◆ **OBJECTIVES**:
a – In the Amulet Project text, rewrite the part that opens with the words "The Amulet Platform is" and closes with "variety of studies.", putting "body-worn" wherever "wearable" appears.
b – Answer these questions from the Amulet Project text:
(i) What forms does the computational jewelry take?
(ii) What kind of tool is ARP-View?
(iii) What does Amulet let developers interactively explore?
c – For each statement, say whether the Amulet Project text agrees with it, and quote the words that decide it:
(i) The devices are meant to replace the smartphone.
(ii) The Amulet Platform includes open reference hardware.
(iii) Developers must do hardware modeling to see how their choices affect battery life.

◆ **PAGE EXTRACT**:
· · · ·

The Amulet Project envisions computational jewelry, in the form of a bracelet or pendant, that provide the properties essential for successful body-area mHealth networks. These devices coordinate the activity of the body-area network and provide a discreet means for communicating with their wearer. Such devices complement the capabilities of a smartphone, bridging the gap between the type of pervasive computing possible with a mobile phone and that enabled by wearable computing. Find more information on the Amulet Project Website

The Amulet Platform is a major step towards fulfilling this vision. The generalized platform is comprised of hardware and software for developing energy- and resource-efficient applications on multi-application wearable devices. This includes:

  • the Amulet Firmware Toolchain
  • the Amulet Runtime
  • the ARP-View energy prediction and insight graphical tool (check out a demo here)
  • open reference hardware.

Amulet allows developers to interactively explore how their implementation decisions impact battery life without the need for hardware modeling and additional software development. Amulet represents a new approach to developing long-lived wearable applications. We envision the Amulet Platform enabling long-duration experiments on human subjects in a wide variety of studies.

· · · ·

◆ **ENTRIES**:
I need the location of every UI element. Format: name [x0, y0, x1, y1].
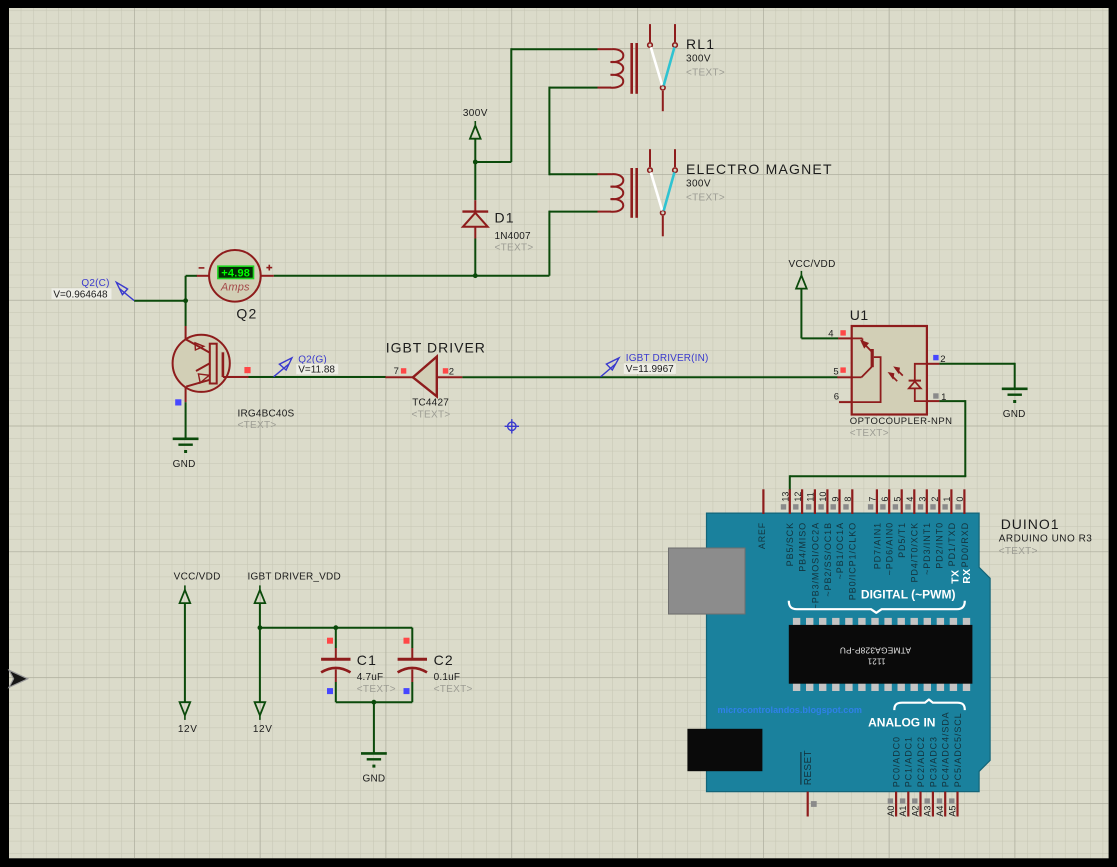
- svg-text:6: 6: [880, 497, 890, 502]
- svg-text:12: 12: [793, 492, 803, 502]
- svg-text:A1: A1: [898, 806, 908, 817]
- svg-text:<TEXT>: <TEXT>: [238, 420, 277, 431]
- blue square C2 bottom: [404, 688, 410, 694]
- svg-text:PC3/ADC3: PC3/ADC3: [928, 736, 938, 787]
- svg-text:7: 7: [394, 366, 399, 377]
- arduino digital pin stubs: [763, 489, 964, 514]
- relay RL1: [598, 24, 726, 111]
- value ARDUINO UNO R3: [999, 534, 1093, 545]
- svg-text:5: 5: [833, 367, 838, 378]
- value C1 4.7uF: [357, 672, 384, 683]
- label C2 TEXT: [434, 684, 473, 695]
- value V=0.964648: [52, 288, 112, 300]
- red square C1 top: [327, 638, 333, 644]
- svg-text:A4: A4: [935, 806, 945, 817]
- svg-text:A5: A5: [947, 806, 957, 817]
- svg-text:A2: A2: [910, 806, 920, 817]
- svg-text:ARDUINO UNO R3: ARDUINO UNO R3: [999, 534, 1093, 545]
- usb connector: [669, 548, 746, 614]
- svg-text:RESET: RESET: [803, 750, 814, 785]
- svg-text:DIGITAL (~PWM): DIGITAL (~PWM): [861, 588, 956, 602]
- svg-text:V=11.9967: V=11.9967: [626, 364, 674, 375]
- wire U1 pin1 to DUINO1 pin13: [790, 400, 967, 490]
- label C1 TEXT: [357, 684, 396, 695]
- svg-text:C2: C2: [434, 652, 454, 668]
- label ANALOG IN: [868, 716, 935, 730]
- blue square Q2 emitter pin: [175, 399, 181, 405]
- value TC4427: [412, 397, 449, 408]
- capacitor C2: [398, 628, 427, 703]
- svg-text:11: 11: [806, 492, 816, 501]
- svg-text:ANALOG IN: ANALOG IN: [868, 716, 935, 730]
- value IRG4BC40S: [238, 408, 295, 419]
- svg-text:1121: 1121: [867, 657, 885, 666]
- pin 1 label (U1): [941, 392, 946, 403]
- svg-text:VCC/VDD: VCC/VDD: [789, 259, 836, 270]
- svg-text:0.1uF: 0.1uF: [434, 672, 461, 683]
- svg-text:300V: 300V: [463, 108, 488, 119]
- wire Q2 emitter to ground: [185, 402, 187, 438]
- optocoupler U1 body: [850, 307, 927, 414]
- svg-text:<TEXT>: <TEXT>: [850, 428, 889, 439]
- ammeter Q2 amps: [196, 250, 273, 302]
- pin 2 label (driver): [449, 367, 454, 378]
- digital brace: [789, 601, 965, 613]
- svg-text:V=0.964648: V=0.964648: [53, 289, 108, 300]
- opto internal LED: [909, 364, 927, 401]
- wire driver out to U1 pin5: [462, 376, 837, 378]
- label U1 TEXT: [850, 428, 889, 439]
- wire U1 pin2 to ground: [939, 363, 1014, 389]
- svg-text:Q2: Q2: [236, 305, 257, 321]
- svg-text:ELECTRO MAGNET: ELECTRO MAGNET: [686, 161, 833, 177]
- wire junction down to Q2: [185, 301, 187, 326]
- node rail junction: [258, 625, 263, 630]
- value OPTOCOUPLER-NPN: [850, 416, 953, 427]
- pin stub U1 pin4: [838, 337, 852, 339]
- gray square U1 pin1: [933, 393, 938, 398]
- svg-text:~PB2/SS/OC1B: ~PB2/SS/OC1B: [823, 522, 833, 597]
- label probe IGBT DRIVER(IN): [626, 353, 709, 364]
- wire capacitor bottoms: [336, 701, 413, 703]
- label DUINO1: [1001, 516, 1060, 532]
- svg-text:PB4/MISO: PB4/MISO: [798, 522, 808, 572]
- origin marker: [505, 419, 519, 433]
- svg-text:10: 10: [818, 492, 828, 502]
- svg-text:IGBT DRIVER: IGBT DRIVER: [386, 339, 486, 355]
- red square U1 pin4: [840, 330, 845, 335]
- label probe Q2(G): [298, 354, 327, 365]
- svg-text:PD1/TXD: PD1/TXD: [947, 522, 957, 566]
- pin 7 label: [394, 366, 399, 377]
- svg-text:13: 13: [781, 492, 791, 502]
- ic ATMEGA328P pads: [793, 618, 970, 691]
- svg-text:PB5/SCK: PB5/SCK: [785, 522, 795, 566]
- svg-text:TC4427: TC4427: [412, 397, 449, 408]
- pin 2 label (U1): [940, 354, 945, 365]
- svg-text:PD7/AIN1: PD7/AIN1: [872, 522, 882, 569]
- svg-text:<TEXT>: <TEXT>: [495, 243, 534, 254]
- svg-text:AREF: AREF: [757, 522, 767, 549]
- svg-text:GND: GND: [1003, 409, 1026, 420]
- power 300V: [463, 108, 488, 163]
- pin stub U1 pin5: [837, 376, 851, 378]
- wire RL1 bottom to EM top: [549, 87, 597, 176]
- svg-text:Amps: Amps: [220, 282, 250, 294]
- svg-text:PC4/ADC4/SDA: PC4/ADC4/SDA: [941, 711, 951, 787]
- svg-text:~PB1/OC1A: ~PB1/OC1A: [835, 522, 845, 579]
- buffer TC4427: [385, 357, 462, 397]
- svg-text:Q2(C): Q2(C): [81, 278, 109, 289]
- svg-text:U1: U1: [850, 307, 869, 323]
- svg-text:~PD3/INT1: ~PD3/INT1: [922, 522, 932, 575]
- svg-text:V=11.88: V=11.88: [298, 364, 335, 375]
- svg-text:5: 5: [893, 497, 903, 502]
- svg-text:1N4007: 1N4007: [495, 231, 531, 242]
- label C1: [357, 652, 377, 668]
- svg-text:12V: 12V: [253, 724, 273, 735]
- svg-text:GND: GND: [362, 773, 385, 784]
- svg-text:A3: A3: [923, 806, 933, 817]
- probe Q2(C): [116, 282, 134, 300]
- svg-text:<TEXT>: <TEXT>: [686, 193, 725, 204]
- pin 4 label: [828, 328, 833, 339]
- label RESET: [801, 750, 814, 785]
- svg-text:PC0/ADC0: PC0/ADC0: [892, 736, 902, 787]
- svg-text:4: 4: [828, 328, 833, 339]
- value V=11.88: [296, 364, 338, 376]
- svg-text:300V: 300V: [686, 54, 711, 65]
- value 1N4007: [495, 231, 531, 242]
- label DIGITAL (~PWM): [861, 588, 956, 602]
- svg-text:DUINO1: DUINO1: [1001, 516, 1060, 532]
- svg-text:RL1: RL1: [686, 36, 715, 52]
- wire VCC to U1 pin4: [801, 288, 838, 338]
- svg-text:2: 2: [930, 497, 940, 502]
- ground U1 pin2: [1002, 389, 1028, 420]
- probe IGBT DRIVER(IN): [601, 358, 620, 377]
- svg-text:PB0/ICP1/CLKO: PB0/ICP1/CLKO: [848, 522, 858, 600]
- reset pin: [808, 792, 817, 817]
- red square Q2 gate pin: [244, 367, 250, 373]
- svg-text:PD4/T0/XCK: PD4/T0/XCK: [910, 522, 920, 583]
- node 300V junction: [473, 160, 478, 165]
- svg-text:<TEXT>: <TEXT>: [357, 684, 396, 695]
- svg-text:IGBT DRIVER(IN): IGBT DRIVER(IN): [626, 353, 709, 364]
- svg-text:PC2/ADC2: PC2/ADC2: [916, 736, 926, 787]
- power VCC/VDD rail: [174, 571, 221, 735]
- svg-text:1: 1: [942, 497, 952, 502]
- svg-text:12V: 12V: [178, 724, 198, 735]
- wire to bottom ground: [373, 702, 375, 752]
- svg-text:300V: 300V: [686, 179, 711, 190]
- svg-text:4.7uF: 4.7uF: [357, 672, 384, 683]
- arduino digital pin numbers: [781, 492, 966, 502]
- red square U1 pin5: [840, 367, 845, 372]
- svg-text:<TEXT>: <TEXT>: [686, 68, 725, 79]
- analog brace: [894, 700, 965, 711]
- diode D1: [462, 162, 488, 276]
- label IGBT DRIVER: [386, 339, 486, 355]
- label C2: [434, 652, 454, 668]
- ic ATMEGA328P label: [840, 646, 911, 666]
- opto internal phototransistor: [852, 338, 881, 402]
- wire EM bottom to main rail: [274, 211, 598, 276]
- label probe Q2(C): [81, 278, 109, 289]
- svg-text:VCC/VDD: VCC/VDD: [174, 571, 221, 582]
- arduino analog pin squares: [888, 798, 955, 803]
- opto light arrows: [889, 367, 903, 381]
- svg-text:<TEXT>: <TEXT>: [999, 546, 1038, 557]
- cursor arrow: [9, 670, 28, 687]
- label Q2 TEXT: [238, 420, 277, 431]
- pin 6 label: [834, 392, 839, 403]
- ground Q2 emitter: [173, 439, 199, 470]
- svg-text:IRG4BC40S: IRG4BC40S: [238, 408, 295, 419]
- transistor Q2 IRG4BC40S: [173, 326, 249, 402]
- svg-text:0: 0: [955, 497, 965, 502]
- capacitor C1: [321, 628, 350, 703]
- wire Q2 gate to driver: [249, 376, 386, 378]
- svg-text:PC5/ADC5/SCL: PC5/ADC5/SCL: [953, 712, 963, 787]
- svg-text:TX: TX: [950, 570, 962, 584]
- svg-text:PD0/RXD: PD0/RXD: [960, 522, 970, 567]
- svg-text:<TEXT>: <TEXT>: [412, 409, 451, 420]
- label TC4427 TEXT: [412, 409, 451, 420]
- blue square C1 bottom: [327, 688, 333, 694]
- svg-text:<TEXT>: <TEXT>: [434, 684, 473, 695]
- label microcontrolandos: [718, 705, 863, 715]
- svg-text:OPTOCOUPLER-NPN: OPTOCOUPLER-NPN: [850, 416, 953, 427]
- red square C2 top: [404, 638, 410, 644]
- svg-text:4: 4: [905, 497, 915, 502]
- red square driver pin7: [401, 368, 406, 373]
- node cap gnd junction: [372, 700, 377, 705]
- power VCC/VDD (opto): [789, 259, 836, 288]
- relay ELECTRO MAGNET: [598, 149, 833, 236]
- svg-text:3: 3: [918, 497, 928, 502]
- node D1 bottom junction: [473, 273, 478, 278]
- arduino digital pin labels: [757, 522, 970, 609]
- svg-text:D1: D1: [495, 210, 515, 226]
- svg-text:RX: RX: [961, 569, 973, 584]
- ic ATMEGA328P body: [789, 625, 973, 684]
- value C2 0.1uF: [434, 672, 461, 683]
- svg-text:7: 7: [868, 497, 878, 502]
- label DUINO1 TEXT: [999, 546, 1038, 557]
- svg-text:ATMEGA328P-PU: ATMEGA328P-PU: [840, 646, 911, 656]
- power IGBT DRIVER_VDD rail: [248, 571, 341, 735]
- blue square U1 pin2: [933, 355, 938, 360]
- node Q2 collector junction: [183, 298, 188, 303]
- svg-text:C1: C1: [357, 652, 377, 668]
- pin stub U1 pin1: [927, 400, 940, 402]
- arduino analog pin labels: [892, 711, 963, 787]
- wire RL1 top coil to 300V node: [475, 48, 597, 162]
- wire rail to capacitors: [260, 627, 412, 629]
- svg-text:~PD6/AIN0: ~PD6/AIN0: [885, 522, 895, 575]
- red square driver pin2: [443, 368, 448, 373]
- svg-text:2: 2: [449, 367, 454, 378]
- svg-text:PD2/INT0: PD2/INT0: [935, 522, 945, 569]
- arduino analog pin numbers: [886, 806, 957, 817]
- svg-text:microcontrolandos.blogspot.com: microcontrolandos.blogspot.com: [718, 705, 863, 715]
- svg-text:+4.98: +4.98: [221, 267, 250, 279]
- svg-text:6: 6: [834, 392, 839, 403]
- arduino digital pin squares: [781, 504, 961, 509]
- pin stub U1 pin6: [839, 401, 852, 403]
- label D1 TEXT: [495, 243, 534, 254]
- ground capacitors: [361, 753, 387, 784]
- svg-text:9: 9: [830, 497, 840, 502]
- svg-text:8: 8: [843, 497, 853, 502]
- value V=11.9967: [624, 363, 676, 375]
- svg-text:PC1/ADC1: PC1/ADC1: [904, 736, 914, 787]
- wire ammeter to collector: [186, 276, 197, 301]
- label Q2 (ammeter): [236, 305, 257, 321]
- svg-text:PD5/T1: PD5/T1: [897, 522, 907, 558]
- node C1 top junction: [333, 625, 338, 630]
- arduino analog pin stubs: [896, 792, 957, 817]
- label TX RX: [950, 569, 974, 584]
- arduino DUINO1 board: [707, 513, 991, 792]
- label D1: [495, 210, 515, 226]
- svg-text:GND: GND: [173, 459, 196, 470]
- probe Q2(G): [274, 358, 292, 377]
- wire probe stub QC: [134, 300, 186, 302]
- pin 5 label: [833, 367, 838, 378]
- pin stub U1 pin2: [927, 363, 940, 365]
- svg-text:A0: A0: [886, 806, 896, 817]
- power jack: [687, 729, 762, 771]
- svg-text:~PB3/MOSI/OC2A: ~PB3/MOSI/OC2A: [810, 522, 820, 609]
- svg-text:IGBT DRIVER_VDD: IGBT DRIVER_VDD: [248, 571, 341, 582]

· · · ·

◆ **EXERCISE SOLUTIONS**:
a –
The Amulet Platform is a major step towards fulfilling this vision. The generalized platform is comprised of hardware and software for developing energy- and resource-efficient applications on multi-application body-worn devices. This includes:

  • the Amulet Firmware Toolchain
  • the Amulet Runtime
  • the ARP-View energy prediction and insight graphical tool (check out a demo here)
  • open reference hardware.

Amulet allows developers to interactively explore how their implementation decisions impact battery life without the need for hardware modeling and additional software development. Amulet represents a new approach to developing long-lived body-worn applications. We envision the Amulet Platform enabling long-duration experiments on human subjects in a wide variety of studies.

b –
(i) A bracelet or pendant.
(ii) An energy prediction and insight graphical tool.
(iii) How their implementation decisions impact battery life.

c –
(i) No: "Such devices complement the capabilities of a smartphone"
(ii) Yes: "open reference hardware."
(iii) No: "without the need for hardware modeling and additional software development"